▶ _SHORT EXERCISE_:
Count how many lines contain "screenshot" and reply with that number only.

>> BEGIN GIVEN DATA

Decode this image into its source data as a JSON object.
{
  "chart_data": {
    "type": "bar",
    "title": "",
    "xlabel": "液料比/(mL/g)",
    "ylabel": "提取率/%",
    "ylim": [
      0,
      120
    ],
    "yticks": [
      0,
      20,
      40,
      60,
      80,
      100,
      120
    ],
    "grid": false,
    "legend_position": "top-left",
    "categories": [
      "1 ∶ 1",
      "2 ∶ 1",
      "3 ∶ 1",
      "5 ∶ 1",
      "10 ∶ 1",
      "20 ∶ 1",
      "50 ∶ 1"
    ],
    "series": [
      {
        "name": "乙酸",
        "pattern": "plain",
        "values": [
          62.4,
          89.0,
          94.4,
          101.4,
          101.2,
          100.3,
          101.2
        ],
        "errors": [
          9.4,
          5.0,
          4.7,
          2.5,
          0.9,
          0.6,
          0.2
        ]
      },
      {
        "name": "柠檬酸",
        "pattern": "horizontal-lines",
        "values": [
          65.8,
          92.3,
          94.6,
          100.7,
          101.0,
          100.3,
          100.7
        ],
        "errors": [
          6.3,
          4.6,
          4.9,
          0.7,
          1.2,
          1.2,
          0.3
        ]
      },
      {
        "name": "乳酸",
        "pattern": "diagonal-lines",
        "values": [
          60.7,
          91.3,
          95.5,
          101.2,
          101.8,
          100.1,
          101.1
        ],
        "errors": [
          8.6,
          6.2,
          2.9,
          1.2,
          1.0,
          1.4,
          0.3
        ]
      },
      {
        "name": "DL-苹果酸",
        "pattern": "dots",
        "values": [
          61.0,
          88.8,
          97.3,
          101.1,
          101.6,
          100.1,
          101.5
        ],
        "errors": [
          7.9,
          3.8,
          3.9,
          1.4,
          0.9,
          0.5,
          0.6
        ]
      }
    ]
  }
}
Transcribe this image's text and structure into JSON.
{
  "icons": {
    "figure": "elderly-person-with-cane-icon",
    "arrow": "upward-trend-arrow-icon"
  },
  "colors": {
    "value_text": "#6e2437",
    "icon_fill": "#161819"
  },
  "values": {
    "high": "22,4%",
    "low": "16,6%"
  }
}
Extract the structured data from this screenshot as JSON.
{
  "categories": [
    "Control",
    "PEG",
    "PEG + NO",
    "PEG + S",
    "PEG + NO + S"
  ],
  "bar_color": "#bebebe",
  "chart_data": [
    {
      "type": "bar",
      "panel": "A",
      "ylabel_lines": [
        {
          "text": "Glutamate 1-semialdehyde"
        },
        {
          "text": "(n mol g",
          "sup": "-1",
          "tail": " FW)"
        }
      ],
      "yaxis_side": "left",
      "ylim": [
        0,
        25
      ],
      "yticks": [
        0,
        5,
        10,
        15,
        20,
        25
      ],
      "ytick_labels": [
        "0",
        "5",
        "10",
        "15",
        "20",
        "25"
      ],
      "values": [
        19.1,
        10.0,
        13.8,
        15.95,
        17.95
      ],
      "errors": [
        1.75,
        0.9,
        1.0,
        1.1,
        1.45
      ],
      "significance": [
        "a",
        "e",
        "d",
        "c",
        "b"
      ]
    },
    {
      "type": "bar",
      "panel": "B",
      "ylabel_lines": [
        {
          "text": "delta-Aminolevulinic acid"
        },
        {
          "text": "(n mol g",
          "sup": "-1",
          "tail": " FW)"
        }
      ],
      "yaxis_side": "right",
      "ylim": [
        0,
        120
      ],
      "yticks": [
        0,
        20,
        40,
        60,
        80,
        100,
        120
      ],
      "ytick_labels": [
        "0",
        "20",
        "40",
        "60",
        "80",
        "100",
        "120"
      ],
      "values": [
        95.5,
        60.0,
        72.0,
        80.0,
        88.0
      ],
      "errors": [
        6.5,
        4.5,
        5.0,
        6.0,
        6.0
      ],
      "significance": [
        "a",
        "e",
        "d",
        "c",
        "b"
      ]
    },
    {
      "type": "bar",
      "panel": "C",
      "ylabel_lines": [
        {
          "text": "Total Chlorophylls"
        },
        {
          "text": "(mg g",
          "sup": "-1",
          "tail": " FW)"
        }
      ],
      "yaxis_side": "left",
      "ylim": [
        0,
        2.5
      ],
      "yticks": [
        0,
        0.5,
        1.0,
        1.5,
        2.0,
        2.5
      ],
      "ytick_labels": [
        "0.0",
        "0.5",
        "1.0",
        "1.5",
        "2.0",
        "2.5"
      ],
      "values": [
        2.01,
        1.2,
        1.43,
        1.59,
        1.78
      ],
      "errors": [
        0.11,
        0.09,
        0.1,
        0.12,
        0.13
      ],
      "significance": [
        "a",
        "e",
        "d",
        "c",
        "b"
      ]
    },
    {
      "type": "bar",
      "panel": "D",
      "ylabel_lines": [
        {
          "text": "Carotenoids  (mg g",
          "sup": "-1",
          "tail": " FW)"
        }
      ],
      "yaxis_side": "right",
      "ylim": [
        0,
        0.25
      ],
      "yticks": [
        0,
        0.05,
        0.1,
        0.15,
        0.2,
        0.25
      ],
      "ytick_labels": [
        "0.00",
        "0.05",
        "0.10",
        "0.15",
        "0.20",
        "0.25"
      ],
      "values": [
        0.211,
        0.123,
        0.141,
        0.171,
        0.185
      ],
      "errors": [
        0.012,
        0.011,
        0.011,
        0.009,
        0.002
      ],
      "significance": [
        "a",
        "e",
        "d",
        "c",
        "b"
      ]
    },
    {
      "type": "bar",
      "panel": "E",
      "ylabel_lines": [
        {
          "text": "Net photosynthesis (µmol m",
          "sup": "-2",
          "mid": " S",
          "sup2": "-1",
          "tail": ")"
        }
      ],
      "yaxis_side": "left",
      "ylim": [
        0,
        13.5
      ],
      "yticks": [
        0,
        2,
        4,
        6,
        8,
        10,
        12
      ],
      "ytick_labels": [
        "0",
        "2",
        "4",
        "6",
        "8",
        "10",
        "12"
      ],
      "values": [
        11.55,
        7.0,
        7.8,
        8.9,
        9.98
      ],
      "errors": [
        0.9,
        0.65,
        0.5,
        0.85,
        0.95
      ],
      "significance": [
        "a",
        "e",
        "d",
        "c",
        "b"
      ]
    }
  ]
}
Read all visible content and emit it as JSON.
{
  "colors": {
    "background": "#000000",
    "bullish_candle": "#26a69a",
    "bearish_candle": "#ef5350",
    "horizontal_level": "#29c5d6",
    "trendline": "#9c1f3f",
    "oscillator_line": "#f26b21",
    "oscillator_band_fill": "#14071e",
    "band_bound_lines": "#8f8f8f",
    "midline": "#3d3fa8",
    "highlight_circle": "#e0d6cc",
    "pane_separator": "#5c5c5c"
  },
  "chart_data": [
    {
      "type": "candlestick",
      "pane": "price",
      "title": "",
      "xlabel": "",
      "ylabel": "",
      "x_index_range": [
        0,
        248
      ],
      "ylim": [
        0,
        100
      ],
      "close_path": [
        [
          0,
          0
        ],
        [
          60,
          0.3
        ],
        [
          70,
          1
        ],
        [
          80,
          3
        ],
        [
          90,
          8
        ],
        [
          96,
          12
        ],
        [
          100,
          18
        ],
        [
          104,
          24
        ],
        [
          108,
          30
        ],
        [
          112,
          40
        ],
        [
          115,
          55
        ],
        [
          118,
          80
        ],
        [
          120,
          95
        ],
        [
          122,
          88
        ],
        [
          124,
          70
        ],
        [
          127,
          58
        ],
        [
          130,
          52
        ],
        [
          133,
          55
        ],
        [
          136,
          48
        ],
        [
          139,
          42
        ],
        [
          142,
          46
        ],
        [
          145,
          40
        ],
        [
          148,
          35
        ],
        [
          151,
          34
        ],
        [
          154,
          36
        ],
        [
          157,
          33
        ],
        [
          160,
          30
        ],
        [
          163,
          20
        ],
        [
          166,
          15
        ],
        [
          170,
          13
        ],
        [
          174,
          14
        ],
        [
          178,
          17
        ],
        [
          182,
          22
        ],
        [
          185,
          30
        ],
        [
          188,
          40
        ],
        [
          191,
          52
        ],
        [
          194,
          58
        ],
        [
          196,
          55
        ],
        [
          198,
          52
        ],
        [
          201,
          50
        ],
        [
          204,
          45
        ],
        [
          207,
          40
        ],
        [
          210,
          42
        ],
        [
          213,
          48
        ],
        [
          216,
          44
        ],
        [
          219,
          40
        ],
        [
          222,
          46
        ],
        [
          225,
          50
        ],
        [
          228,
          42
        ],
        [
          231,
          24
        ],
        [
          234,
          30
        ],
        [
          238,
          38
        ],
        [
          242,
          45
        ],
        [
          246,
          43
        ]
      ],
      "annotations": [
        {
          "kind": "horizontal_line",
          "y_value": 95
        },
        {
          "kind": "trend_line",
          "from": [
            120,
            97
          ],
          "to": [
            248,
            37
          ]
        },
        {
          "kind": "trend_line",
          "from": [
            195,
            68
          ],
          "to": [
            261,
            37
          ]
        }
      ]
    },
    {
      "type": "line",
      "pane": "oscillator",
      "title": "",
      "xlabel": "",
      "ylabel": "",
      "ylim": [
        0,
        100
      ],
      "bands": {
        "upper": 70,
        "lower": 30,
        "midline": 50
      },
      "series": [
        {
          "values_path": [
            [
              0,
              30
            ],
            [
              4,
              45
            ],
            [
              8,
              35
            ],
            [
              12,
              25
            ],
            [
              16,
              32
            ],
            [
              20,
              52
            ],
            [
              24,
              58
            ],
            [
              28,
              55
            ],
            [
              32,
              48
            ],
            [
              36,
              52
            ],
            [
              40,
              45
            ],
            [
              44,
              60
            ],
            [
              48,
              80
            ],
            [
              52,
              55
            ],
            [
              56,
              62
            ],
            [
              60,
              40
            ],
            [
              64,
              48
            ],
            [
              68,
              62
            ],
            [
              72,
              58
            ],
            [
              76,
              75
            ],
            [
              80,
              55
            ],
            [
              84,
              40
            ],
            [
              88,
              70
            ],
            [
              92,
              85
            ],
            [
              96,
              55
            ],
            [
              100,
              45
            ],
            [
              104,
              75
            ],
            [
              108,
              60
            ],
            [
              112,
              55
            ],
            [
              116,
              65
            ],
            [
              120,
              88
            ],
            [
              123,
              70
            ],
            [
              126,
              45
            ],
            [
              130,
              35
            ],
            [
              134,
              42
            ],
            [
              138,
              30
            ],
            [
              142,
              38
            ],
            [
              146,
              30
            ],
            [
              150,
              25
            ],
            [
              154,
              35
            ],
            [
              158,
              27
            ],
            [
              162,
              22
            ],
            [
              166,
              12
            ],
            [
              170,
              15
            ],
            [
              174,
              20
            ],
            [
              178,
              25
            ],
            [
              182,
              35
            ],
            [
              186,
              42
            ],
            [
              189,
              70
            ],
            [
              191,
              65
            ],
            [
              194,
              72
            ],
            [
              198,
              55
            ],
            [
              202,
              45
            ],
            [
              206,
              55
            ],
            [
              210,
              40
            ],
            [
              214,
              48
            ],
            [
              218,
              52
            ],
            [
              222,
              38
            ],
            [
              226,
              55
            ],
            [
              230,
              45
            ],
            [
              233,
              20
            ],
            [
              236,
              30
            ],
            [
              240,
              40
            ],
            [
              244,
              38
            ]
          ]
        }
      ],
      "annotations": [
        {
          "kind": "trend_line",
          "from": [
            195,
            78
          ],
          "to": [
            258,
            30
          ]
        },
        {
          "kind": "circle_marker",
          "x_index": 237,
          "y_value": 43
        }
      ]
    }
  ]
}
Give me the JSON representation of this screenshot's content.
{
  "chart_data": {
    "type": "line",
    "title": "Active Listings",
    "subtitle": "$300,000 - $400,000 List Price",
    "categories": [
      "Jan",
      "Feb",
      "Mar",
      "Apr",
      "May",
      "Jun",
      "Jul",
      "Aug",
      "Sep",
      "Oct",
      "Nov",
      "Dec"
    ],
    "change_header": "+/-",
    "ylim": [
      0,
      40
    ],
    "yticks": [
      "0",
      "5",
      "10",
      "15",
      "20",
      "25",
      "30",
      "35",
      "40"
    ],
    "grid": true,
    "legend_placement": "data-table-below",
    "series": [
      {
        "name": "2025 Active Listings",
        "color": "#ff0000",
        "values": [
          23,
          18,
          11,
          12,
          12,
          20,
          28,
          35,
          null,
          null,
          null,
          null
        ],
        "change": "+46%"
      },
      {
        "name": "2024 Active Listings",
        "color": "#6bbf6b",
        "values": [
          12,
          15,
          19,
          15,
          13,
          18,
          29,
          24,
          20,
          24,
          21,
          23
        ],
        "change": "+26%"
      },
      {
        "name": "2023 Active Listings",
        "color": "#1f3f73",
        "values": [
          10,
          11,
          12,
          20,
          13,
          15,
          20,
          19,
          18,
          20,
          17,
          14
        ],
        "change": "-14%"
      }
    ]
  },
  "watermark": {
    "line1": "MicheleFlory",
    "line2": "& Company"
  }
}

>> END GIVEN DATA

▶ _EXERCISE SOLUTION_:
2